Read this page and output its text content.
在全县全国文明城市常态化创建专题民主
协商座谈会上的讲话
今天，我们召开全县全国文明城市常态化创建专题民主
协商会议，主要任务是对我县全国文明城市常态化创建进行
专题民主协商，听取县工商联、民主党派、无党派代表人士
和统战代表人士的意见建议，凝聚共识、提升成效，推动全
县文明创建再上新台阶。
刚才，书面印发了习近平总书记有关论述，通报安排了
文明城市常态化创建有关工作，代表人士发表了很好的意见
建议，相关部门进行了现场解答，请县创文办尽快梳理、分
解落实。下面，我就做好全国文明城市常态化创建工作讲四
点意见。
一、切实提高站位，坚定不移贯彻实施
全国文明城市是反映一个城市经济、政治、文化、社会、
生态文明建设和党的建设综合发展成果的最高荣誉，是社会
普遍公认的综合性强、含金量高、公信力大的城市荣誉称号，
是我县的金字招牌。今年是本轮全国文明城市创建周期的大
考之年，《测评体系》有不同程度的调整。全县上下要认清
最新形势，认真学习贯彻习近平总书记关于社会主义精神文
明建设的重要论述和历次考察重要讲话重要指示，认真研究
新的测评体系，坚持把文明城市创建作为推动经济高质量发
= = =
Restate the listing in full, word for word.

Read this page and output its text content.
在全县全国文明城市常态化创建专题民主
协商座谈会上的讲话
今天，我们召开全县全国文明城市常态化创建专题民主
协商会议，主要任务是对我县全国文明城市常态化创建进行
专题民主协商，听取县工商联、民主党派、无党派代表人士
和统战代表人士的意见建议，凝聚共识、提升成效，推动全
县文明创建再上新台阶。
刚才，书面印发了习近平总书记有关论述，通报安排了
文明城市常态化创建有关工作，代表人士发表了很好的意见
建议，相关部门进行了现场解答，请县创文办尽快梳理、分
解落实。下面，我就做好全国文明城市常态化创建工作讲四
点意见。
一、切实提高站位，坚定不移贯彻实施
全国文明城市是反映一个城市经济、政治、文化、社会、
生态文明建设和党的建设综合发展成果的最高荣誉，是社会
普遍公认的综合性强、含金量高、公信力大的城市荣誉称号，
是我县的金字招牌。今年是本轮全国文明城市创建周期的大
考之年，《测评体系》有不同程度的调整。全县上下要认清
最新形势，认真学习贯彻习近平总书记关于社会主义精神文
明建设的重要论述和历次考察重要讲话重要指示，认真研究
新的测评体系，坚持把文明城市创建作为推动经济高质量发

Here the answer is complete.